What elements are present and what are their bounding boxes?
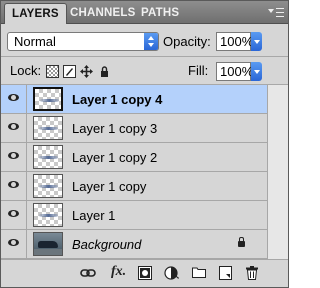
layer-row[interactable]: Layer 1 copy 4 <box>1 85 267 114</box>
layer-style-icon[interactable]: fx. <box>111 264 126 279</box>
tab-layers[interactable]: LAYERS <box>4 3 67 24</box>
lock-icon <box>238 237 245 247</box>
layer-name: Layer 1 copy <box>72 179 147 194</box>
layer-thumbnail <box>33 174 63 198</box>
layer-name: Layer 1 copy 2 <box>72 150 158 165</box>
layer-name: Layer 1 copy 3 <box>72 121 158 136</box>
tab-paths[interactable]: PATHS <box>134 3 186 23</box>
layer-name: Layer 1 copy 4 <box>72 92 163 107</box>
layer-row[interactable]: Layer 1 copy <box>1 172 267 201</box>
lock-label: Lock: <box>10 63 42 78</box>
visibility-toggle[interactable] <box>1 143 27 171</box>
add-mask-icon[interactable] <box>138 266 152 280</box>
layer-name: Layer 1 <box>72 208 116 223</box>
new-layer-icon[interactable] <box>219 266 232 280</box>
layer-row[interactable]: Layer 1 copy 3 <box>1 114 267 143</box>
lock-all-icon[interactable] <box>98 65 111 78</box>
divider <box>1 56 288 57</box>
layer-thumbnail <box>33 87 63 111</box>
layer-name: Background <box>72 237 142 252</box>
new-group-icon[interactable] <box>192 266 206 280</box>
eye-icon <box>8 239 19 246</box>
opacity-field[interactable]: 100% <box>216 32 253 51</box>
chevron-updown-icon <box>144 33 158 50</box>
visibility-toggle[interactable] <box>1 172 27 200</box>
layers-list: Layer 1 copy 4 Layer 1 copy 3 Layer 1 co… <box>1 85 267 259</box>
layer-row[interactable]: Layer 1 <box>1 201 267 230</box>
blend-mode-select[interactable]: Normal <box>7 32 159 51</box>
lock-transparency-icon[interactable] <box>46 65 59 78</box>
panel-tab-bar: LAYERS CHANNELS PATHS <box>1 1 288 24</box>
eye-icon <box>8 94 19 101</box>
visibility-toggle[interactable] <box>1 114 27 142</box>
layer-thumbnail <box>33 116 63 140</box>
layer-row[interactable]: Background <box>1 230 267 259</box>
layers-bottom-toolbar: fx. <box>1 259 288 287</box>
layer-thumbnail <box>33 203 63 227</box>
visibility-toggle[interactable] <box>1 201 27 229</box>
layer-row[interactable]: Layer 1 copy 2 <box>1 143 267 172</box>
visibility-toggle[interactable] <box>1 85 27 113</box>
eye-icon <box>8 181 19 188</box>
delete-layer-icon[interactable] <box>246 266 258 280</box>
fill-dropdown-button[interactable] <box>251 62 262 81</box>
eye-icon <box>8 210 19 217</box>
lock-position-icon[interactable] <box>80 65 93 78</box>
layer-thumbnail <box>33 232 63 256</box>
layers-scrollbar[interactable] <box>267 85 288 259</box>
layer-thumbnail <box>33 145 63 169</box>
blend-mode-value: Normal <box>14 34 56 49</box>
fill-field[interactable]: 100% <box>216 62 253 81</box>
fill-label: Fill: <box>188 63 209 78</box>
tab-channels[interactable]: CHANNELS <box>63 3 143 23</box>
adjustment-layer-icon[interactable] <box>164 266 180 280</box>
visibility-toggle[interactable] <box>1 230 27 258</box>
panel-menu-icon[interactable] <box>268 4 284 19</box>
opacity-dropdown-button[interactable] <box>251 32 262 51</box>
link-layers-icon[interactable] <box>80 267 96 281</box>
layers-panel: LAYERS CHANNELS PATHS Normal Opacity: 10… <box>0 0 289 288</box>
opacity-label: Opacity: <box>163 34 211 49</box>
eye-icon <box>8 152 19 159</box>
lock-image-pixels-icon[interactable] <box>63 65 76 78</box>
eye-icon <box>8 123 19 130</box>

──────

## WHAT TO PRODUCE
Rewrite the rows above with "Background" renamed to "Base Layer" everywhere it appears, keeping everything else the same and leaving out the picture.

## TASK RESULT
What elements are present and what are their bounding boxes?
layer-row[interactable]: Layer 1 copy 4 <box>1 85 267 114</box>
layer-style-icon[interactable]: fx. <box>111 264 126 279</box>
tab-layers[interactable]: LAYERS <box>4 3 67 24</box>
lock-icon <box>238 237 245 247</box>
layer-name: Layer 1 copy <box>72 179 147 194</box>
layer-thumbnail <box>33 174 63 198</box>
layer-name: Layer 1 copy 2 <box>72 150 158 165</box>
layer-name: Layer 1 copy 3 <box>72 121 158 136</box>
tab-paths[interactable]: PATHS <box>134 3 186 23</box>
layer-name: Layer 1 copy 4 <box>72 92 163 107</box>
layer-row[interactable]: Layer 1 copy <box>1 172 267 201</box>
lock-label: Lock: <box>10 63 42 78</box>
visibility-toggle[interactable] <box>1 143 27 171</box>
add-mask-icon[interactable] <box>138 266 152 280</box>
layer-name: Layer 1 <box>72 208 116 223</box>
new-layer-icon[interactable] <box>219 266 232 280</box>
layer-row[interactable]: Layer 1 copy 3 <box>1 114 267 143</box>
lock-all-icon[interactable] <box>98 65 111 78</box>
divider <box>1 56 288 57</box>
layer-thumbnail <box>33 87 63 111</box>
layer-name: Base Layer <box>72 237 142 252</box>
new-group-icon[interactable] <box>192 266 206 280</box>
eye-icon <box>8 239 19 246</box>
opacity-field[interactable]: 100% <box>216 32 253 51</box>
chevron-updown-icon <box>144 33 158 50</box>
visibility-toggle[interactable] <box>1 172 27 200</box>
layers-list: Layer 1 copy 4 Layer 1 copy 3 Layer 1 co… <box>1 85 267 259</box>
layer-row[interactable]: Layer 1 <box>1 201 267 230</box>
blend-mode-select[interactable]: Normal <box>7 32 159 51</box>
lock-transparency-icon[interactable] <box>46 65 59 78</box>
panel-tab-bar: LAYERS CHANNELS PATHS <box>1 1 288 24</box>
eye-icon <box>8 94 19 101</box>
visibility-toggle[interactable] <box>1 114 27 142</box>
layer-thumbnail <box>33 116 63 140</box>
layer-row[interactable]: Base Layer <box>1 230 267 259</box>
layers-bottom-toolbar: fx. <box>1 259 288 287</box>
layer-thumbnail <box>33 203 63 227</box>
visibility-toggle[interactable] <box>1 201 27 229</box>
layer-row[interactable]: Layer 1 copy 2 <box>1 143 267 172</box>
visibility-toggle[interactable] <box>1 85 27 113</box>
eye-icon <box>8 181 19 188</box>
delete-layer-icon[interactable] <box>246 266 258 280</box>
fill-dropdown-button[interactable] <box>251 62 262 81</box>
eye-icon <box>8 210 19 217</box>
lock-position-icon[interactable] <box>80 65 93 78</box>
layer-thumbnail <box>33 232 63 256</box>
layers-scrollbar[interactable] <box>267 85 288 259</box>
layer-thumbnail <box>33 145 63 169</box>
blend-mode-value: Normal <box>14 34 56 49</box>
fill-field[interactable]: 100% <box>216 62 253 81</box>
fill-label: Fill: <box>188 63 209 78</box>
tab-channels[interactable]: CHANNELS <box>63 3 143 23</box>
adjustment-layer-icon[interactable] <box>164 266 180 280</box>
visibility-toggle[interactable] <box>1 230 27 258</box>
panel-menu-icon[interactable] <box>268 4 284 19</box>
opacity-dropdown-button[interactable] <box>251 32 262 51</box>
link-layers-icon[interactable] <box>80 267 96 281</box>
layers-panel: LAYERS CHANNELS PATHS Normal Opacity: 10… <box>0 0 289 288</box>
opacity-label: Opacity: <box>163 34 211 49</box>
eye-icon <box>8 152 19 159</box>
lock-image-pixels-icon[interactable] <box>63 65 76 78</box>
eye-icon <box>8 123 19 130</box>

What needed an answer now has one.